REQUIREMENT
Print all entries word for word.

RECORDS FOR PROCESSING
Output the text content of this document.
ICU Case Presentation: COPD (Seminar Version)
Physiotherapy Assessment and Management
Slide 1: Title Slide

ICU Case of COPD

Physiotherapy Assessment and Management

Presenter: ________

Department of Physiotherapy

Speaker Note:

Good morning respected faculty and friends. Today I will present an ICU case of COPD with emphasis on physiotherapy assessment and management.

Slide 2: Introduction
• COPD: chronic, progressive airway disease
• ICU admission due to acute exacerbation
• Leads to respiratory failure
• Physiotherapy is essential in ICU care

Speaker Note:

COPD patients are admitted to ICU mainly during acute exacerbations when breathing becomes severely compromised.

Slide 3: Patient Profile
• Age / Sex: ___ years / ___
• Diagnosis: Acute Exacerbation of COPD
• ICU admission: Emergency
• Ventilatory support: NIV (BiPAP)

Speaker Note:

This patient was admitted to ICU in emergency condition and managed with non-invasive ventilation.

ANSWER SECTION
Output the text content of this document.
ICU Case Presentation: COPD (Seminar Version)
Physiotherapy Assessment and Management
Slide 1: Title Slide

ICU Case of COPD

Physiotherapy Assessment and Management

Presenter: ________

Department of Physiotherapy

Speaker Note:

Good morning respected faculty and friends. Today I will present an ICU case of COPD with emphasis on physiotherapy assessment and management.

Slide 2: Introduction
• COPD: chronic, progressive airway disease
• ICU admission due to acute exacerbation
• Leads to respiratory failure
• Physiotherapy is essential in ICU care

Speaker Note:

COPD patients are admitted to ICU mainly during acute exacerbations when breathing becomes severely compromised.

Slide 3: Patient Profile
• Age / Sex: ___ years / ___
• Diagnosis: Acute Exacerbation of COPD
• ICU admission: Emergency
• Ventilatory support: NIV (BiPAP)

Speaker Note:

This patient was admitted to ICU in emergency condition and managed with non-invasive ventilation.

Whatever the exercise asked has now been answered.